-- Exercise --
Reproduce the data that follows in its entirety, character for character.
--
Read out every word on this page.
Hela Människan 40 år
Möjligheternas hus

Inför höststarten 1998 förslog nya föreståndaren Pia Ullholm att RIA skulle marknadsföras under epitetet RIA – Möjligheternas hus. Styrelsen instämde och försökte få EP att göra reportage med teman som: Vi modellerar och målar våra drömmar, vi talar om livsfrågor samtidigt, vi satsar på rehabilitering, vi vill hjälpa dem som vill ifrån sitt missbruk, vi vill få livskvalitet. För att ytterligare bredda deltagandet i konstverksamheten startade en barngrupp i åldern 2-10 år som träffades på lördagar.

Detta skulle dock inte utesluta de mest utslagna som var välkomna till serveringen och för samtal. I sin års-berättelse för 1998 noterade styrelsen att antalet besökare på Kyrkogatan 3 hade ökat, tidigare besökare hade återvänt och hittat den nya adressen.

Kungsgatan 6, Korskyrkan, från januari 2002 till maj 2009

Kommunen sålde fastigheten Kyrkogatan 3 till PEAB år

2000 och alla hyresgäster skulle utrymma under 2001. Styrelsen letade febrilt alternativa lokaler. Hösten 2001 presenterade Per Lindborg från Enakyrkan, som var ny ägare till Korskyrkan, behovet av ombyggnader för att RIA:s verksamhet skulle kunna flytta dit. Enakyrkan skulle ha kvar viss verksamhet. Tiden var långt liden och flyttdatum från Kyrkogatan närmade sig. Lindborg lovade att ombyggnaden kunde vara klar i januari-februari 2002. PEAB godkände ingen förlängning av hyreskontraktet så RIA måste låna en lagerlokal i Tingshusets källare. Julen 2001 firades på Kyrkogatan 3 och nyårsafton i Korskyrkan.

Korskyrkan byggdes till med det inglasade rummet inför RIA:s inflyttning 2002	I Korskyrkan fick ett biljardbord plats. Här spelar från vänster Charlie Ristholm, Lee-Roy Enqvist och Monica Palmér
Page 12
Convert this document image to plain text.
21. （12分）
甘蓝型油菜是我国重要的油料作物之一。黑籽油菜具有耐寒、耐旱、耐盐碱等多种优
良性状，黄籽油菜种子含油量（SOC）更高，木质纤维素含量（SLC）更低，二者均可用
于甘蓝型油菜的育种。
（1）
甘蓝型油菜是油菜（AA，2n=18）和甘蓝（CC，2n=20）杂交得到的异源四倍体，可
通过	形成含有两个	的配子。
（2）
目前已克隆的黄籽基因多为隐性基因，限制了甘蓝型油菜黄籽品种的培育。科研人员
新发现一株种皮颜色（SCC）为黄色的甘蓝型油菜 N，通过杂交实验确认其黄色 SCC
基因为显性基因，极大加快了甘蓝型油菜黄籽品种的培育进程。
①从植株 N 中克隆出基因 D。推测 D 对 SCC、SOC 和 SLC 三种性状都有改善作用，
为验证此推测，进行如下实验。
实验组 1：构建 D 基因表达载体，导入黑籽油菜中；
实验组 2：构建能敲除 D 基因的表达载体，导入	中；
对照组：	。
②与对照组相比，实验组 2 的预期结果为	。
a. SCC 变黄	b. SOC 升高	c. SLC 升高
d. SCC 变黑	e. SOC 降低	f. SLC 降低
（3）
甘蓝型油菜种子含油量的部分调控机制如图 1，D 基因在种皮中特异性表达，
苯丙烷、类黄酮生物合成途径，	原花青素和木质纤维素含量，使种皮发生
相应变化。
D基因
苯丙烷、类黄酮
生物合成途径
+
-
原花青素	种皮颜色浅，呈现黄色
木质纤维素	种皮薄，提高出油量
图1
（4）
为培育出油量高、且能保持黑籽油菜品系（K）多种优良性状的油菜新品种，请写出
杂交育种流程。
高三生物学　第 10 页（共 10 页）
--
-- Answer in full --
Read out every word on this page.
Hela Människan 40 år
Möjligheternas hus

Inför höststarten 1998 förslog nya föreståndaren Pia Ullholm att RIA skulle marknadsföras under epitetet RIA – Möjligheternas hus. Styrelsen instämde och försökte få EP att göra reportage med teman som: Vi modellerar och målar våra drömmar, vi talar om livsfrågor samtidigt, vi satsar på rehabilitering, vi vill hjälpa dem som vill ifrån sitt missbruk, vi vill få livskvalitet. För att ytterligare bredda deltagandet i konstverksamheten startade en barngrupp i åldern 2-10 år som träffades på lördagar.

Detta skulle dock inte utesluta de mest utslagna som var välkomna till serveringen och för samtal. I sin års-berättelse för 1998 noterade styrelsen att antalet besökare på Kyrkogatan 3 hade ökat, tidigare besökare hade återvänt och hittat den nya adressen.

Kungsgatan 6, Korskyrkan, från januari 2002 till maj 2009

Kommunen sålde fastigheten Kyrkogatan 3 till PEAB år

2000 och alla hyresgäster skulle utrymma under 2001. Styrelsen letade febrilt alternativa lokaler. Hösten 2001 presenterade Per Lindborg från Enakyrkan, som var ny ägare till Korskyrkan, behovet av ombyggnader för att RIA:s verksamhet skulle kunna flytta dit. Enakyrkan skulle ha kvar viss verksamhet. Tiden var långt liden och flyttdatum från Kyrkogatan närmade sig. Lindborg lovade att ombyggnaden kunde vara klar i januari-februari 2002. PEAB godkände ingen förlängning av hyreskontraktet så RIA måste låna en lagerlokal i Tingshusets källare. Julen 2001 firades på Kyrkogatan 3 och nyårsafton i Korskyrkan.

Korskyrkan byggdes till med det inglasade rummet inför RIA:s inflyttning 2002	I Korskyrkan fick ett biljardbord plats. Här spelar från vänster Charlie Ristholm, Lee-Roy Enqvist och Monica Palmér
Page 12
Convert this document image to plain text.
21. （12分）
甘蓝型油菜是我国重要的油料作物之一。黑籽油菜具有耐寒、耐旱、耐盐碱等多种优
良性状，黄籽油菜种子含油量（SOC）更高，木质纤维素含量（SLC）更低，二者均可用
于甘蓝型油菜的育种。
（1）
甘蓝型油菜是油菜（AA，2n=18）和甘蓝（CC，2n=20）杂交得到的异源四倍体，可
通过	形成含有两个	的配子。
（2）
目前已克隆的黄籽基因多为隐性基因，限制了甘蓝型油菜黄籽品种的培育。科研人员
新发现一株种皮颜色（SCC）为黄色的甘蓝型油菜 N，通过杂交实验确认其黄色 SCC
基因为显性基因，极大加快了甘蓝型油菜黄籽品种的培育进程。
①从植株 N 中克隆出基因 D。推测 D 对 SCC、SOC 和 SLC 三种性状都有改善作用，
为验证此推测，进行如下实验。
实验组 1：构建 D 基因表达载体，导入黑籽油菜中；
实验组 2：构建能敲除 D 基因的表达载体，导入	中；
对照组：	。
②与对照组相比，实验组 2 的预期结果为	。
a. SCC 变黄	b. SOC 升高	c. SLC 升高
d. SCC 变黑	e. SOC 降低	f. SLC 降低
（3）
甘蓝型油菜种子含油量的部分调控机制如图 1，D 基因在种皮中特异性表达，
苯丙烷、类黄酮生物合成途径，	原花青素和木质纤维素含量，使种皮发生
相应变化。
D基因
苯丙烷、类黄酮
生物合成途径
+
-
原花青素	种皮颜色浅，呈现黄色
木质纤维素	种皮薄，提高出油量
图1
（4）
为培育出油量高、且能保持黑籽油菜品系（K）多种优良性状的油菜新品种，请写出
杂交育种流程。
高三生物学　第 10 页（共 10 页）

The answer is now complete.